» Data supplied:

──────

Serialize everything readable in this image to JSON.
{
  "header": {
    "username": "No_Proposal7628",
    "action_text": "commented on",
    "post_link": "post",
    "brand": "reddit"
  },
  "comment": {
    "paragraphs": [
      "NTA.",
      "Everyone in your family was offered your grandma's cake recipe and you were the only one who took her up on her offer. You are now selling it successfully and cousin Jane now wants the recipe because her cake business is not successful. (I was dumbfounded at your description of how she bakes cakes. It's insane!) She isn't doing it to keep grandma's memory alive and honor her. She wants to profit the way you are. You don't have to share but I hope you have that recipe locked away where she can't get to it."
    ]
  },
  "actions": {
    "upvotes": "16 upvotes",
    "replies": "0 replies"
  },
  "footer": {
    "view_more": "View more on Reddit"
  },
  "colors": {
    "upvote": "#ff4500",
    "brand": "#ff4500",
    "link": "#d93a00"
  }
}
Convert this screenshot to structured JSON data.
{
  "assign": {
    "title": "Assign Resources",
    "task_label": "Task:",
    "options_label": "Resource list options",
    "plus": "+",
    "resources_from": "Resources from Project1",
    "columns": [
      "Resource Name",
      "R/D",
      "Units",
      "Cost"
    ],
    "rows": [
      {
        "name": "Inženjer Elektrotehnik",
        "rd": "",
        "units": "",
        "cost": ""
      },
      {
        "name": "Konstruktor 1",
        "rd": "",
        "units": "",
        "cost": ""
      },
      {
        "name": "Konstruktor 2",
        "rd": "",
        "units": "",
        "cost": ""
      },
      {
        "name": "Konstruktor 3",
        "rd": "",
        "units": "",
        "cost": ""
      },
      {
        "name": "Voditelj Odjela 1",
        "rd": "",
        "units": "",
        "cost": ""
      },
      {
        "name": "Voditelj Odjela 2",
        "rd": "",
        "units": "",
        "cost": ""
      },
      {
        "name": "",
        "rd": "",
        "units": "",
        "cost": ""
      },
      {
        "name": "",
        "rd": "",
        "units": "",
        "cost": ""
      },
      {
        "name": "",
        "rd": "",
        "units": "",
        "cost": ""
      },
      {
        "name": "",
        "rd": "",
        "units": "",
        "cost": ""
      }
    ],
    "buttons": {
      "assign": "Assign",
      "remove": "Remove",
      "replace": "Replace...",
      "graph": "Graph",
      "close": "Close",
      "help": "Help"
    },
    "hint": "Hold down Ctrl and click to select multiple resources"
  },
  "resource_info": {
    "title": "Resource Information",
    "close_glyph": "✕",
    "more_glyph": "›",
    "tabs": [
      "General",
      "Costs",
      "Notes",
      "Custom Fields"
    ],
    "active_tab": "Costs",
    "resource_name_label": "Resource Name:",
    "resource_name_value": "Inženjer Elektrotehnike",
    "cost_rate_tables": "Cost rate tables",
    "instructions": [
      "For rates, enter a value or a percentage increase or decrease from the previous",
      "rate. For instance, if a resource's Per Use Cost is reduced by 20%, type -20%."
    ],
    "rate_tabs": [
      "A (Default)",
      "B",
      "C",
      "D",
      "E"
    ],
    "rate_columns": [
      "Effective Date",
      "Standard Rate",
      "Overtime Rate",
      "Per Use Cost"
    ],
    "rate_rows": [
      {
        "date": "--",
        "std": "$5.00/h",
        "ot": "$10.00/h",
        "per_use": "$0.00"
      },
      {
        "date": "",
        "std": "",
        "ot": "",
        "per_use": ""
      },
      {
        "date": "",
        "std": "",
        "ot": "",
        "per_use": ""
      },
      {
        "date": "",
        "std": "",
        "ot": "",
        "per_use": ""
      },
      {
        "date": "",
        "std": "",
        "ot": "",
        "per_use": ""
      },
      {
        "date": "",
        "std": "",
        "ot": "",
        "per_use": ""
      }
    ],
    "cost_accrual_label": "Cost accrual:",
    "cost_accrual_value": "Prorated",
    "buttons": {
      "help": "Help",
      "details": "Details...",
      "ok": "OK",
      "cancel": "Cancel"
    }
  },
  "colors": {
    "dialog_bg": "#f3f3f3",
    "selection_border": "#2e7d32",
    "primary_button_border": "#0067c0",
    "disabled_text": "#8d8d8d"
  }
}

──────

» Your task: Reproduce the full listing word for word.

» Exercise output:
Serialize everything readable in this image to JSON.
{
  "header": {
    "username": "No_Proposal7628",
    "action_text": "commented on",
    "post_link": "post",
    "brand": "reddit"
  },
  "comment": {
    "paragraphs": [
      "NTA.",
      "Everyone in your family was offered your grandma's cake recipe and you were the only one who took her up on her offer. You are now selling it successfully and cousin Jane now wants the recipe because her cake business is not successful. (I was dumbfounded at your description of how she bakes cakes. It's insane!) She isn't doing it to keep grandma's memory alive and honor her. She wants to profit the way you are. You don't have to share but I hope you have that recipe locked away where she can't get to it."
    ]
  },
  "actions": {
    "upvotes": "16 upvotes",
    "replies": "0 replies"
  },
  "footer": {
    "view_more": "View more on Reddit"
  },
  "colors": {
    "upvote": "#ff4500",
    "brand": "#ff4500",
    "link": "#d93a00"
  }
}
Convert this screenshot to structured JSON data.
{
  "assign": {
    "title": "Assign Resources",
    "task_label": "Task:",
    "options_label": "Resource list options",
    "plus": "+",
    "resources_from": "Resources from Project1",
    "columns": [
      "Resource Name",
      "R/D",
      "Units",
      "Cost"
    ],
    "rows": [
      {
        "name": "Inženjer Elektrotehnik",
        "rd": "",
        "units": "",
        "cost": ""
      },
      {
        "name": "Konstruktor 1",
        "rd": "",
        "units": "",
        "cost": ""
      },
      {
        "name": "Konstruktor 2",
        "rd": "",
        "units": "",
        "cost": ""
      },
      {
        "name": "Konstruktor 3",
        "rd": "",
        "units": "",
        "cost": ""
      },
      {
        "name": "Voditelj Odjela 1",
        "rd": "",
        "units": "",
        "cost": ""
      },
      {
        "name": "Voditelj Odjela 2",
        "rd": "",
        "units": "",
        "cost": ""
      },
      {
        "name": "",
        "rd": "",
        "units": "",
        "cost": ""
      },
      {
        "name": "",
        "rd": "",
        "units": "",
        "cost": ""
      },
      {
        "name": "",
        "rd": "",
        "units": "",
        "cost": ""
      },
      {
        "name": "",
        "rd": "",
        "units": "",
        "cost": ""
      }
    ],
    "buttons": {
      "assign": "Assign",
      "remove": "Remove",
      "replace": "Replace...",
      "graph": "Graph",
      "close": "Close",
      "help": "Help"
    },
    "hint": "Hold down Ctrl and click to select multiple resources"
  },
  "resource_info": {
    "title": "Resource Information",
    "close_glyph": "✕",
    "more_glyph": "›",
    "tabs": [
      "General",
      "Costs",
      "Notes",
      "Custom Fields"
    ],
    "active_tab": "Costs",
    "resource_name_label": "Resource Name:",
    "resource_name_value": "Inženjer Elektrotehnike",
    "cost_rate_tables": "Cost rate tables",
    "instructions": [
      "For rates, enter a value or a percentage increase or decrease from the previous",
      "rate. For instance, if a resource's Per Use Cost is reduced by 20%, type -20%."
    ],
    "rate_tabs": [
      "A (Default)",
      "B",
      "C",
      "D",
      "E"
    ],
    "rate_columns": [
      "Effective Date",
      "Standard Rate",
      "Overtime Rate",
      "Per Use Cost"
    ],
    "rate_rows": [
      {
        "date": "--",
        "std": "$5.00/h",
        "ot": "$10.00/h",
        "per_use": "$0.00"
      },
      {
        "date": "",
        "std": "",
        "ot": "",
        "per_use": ""
      },
      {
        "date": "",
        "std": "",
        "ot": "",
        "per_use": ""
      },
      {
        "date": "",
        "std": "",
        "ot": "",
        "per_use": ""
      },
      {
        "date": "",
        "std": "",
        "ot": "",
        "per_use": ""
      },
      {
        "date": "",
        "std": "",
        "ot": "",
        "per_use": ""
      }
    ],
    "cost_accrual_label": "Cost accrual:",
    "cost_accrual_value": "Prorated",
    "buttons": {
      "help": "Help",
      "details": "Details...",
      "ok": "OK",
      "cancel": "Cancel"
    }
  },
  "colors": {
    "dialog_bg": "#f3f3f3",
    "selection_border": "#2e7d32",
    "primary_button_border": "#0067c0",
    "disabled_text": "#8d8d8d"
  }
}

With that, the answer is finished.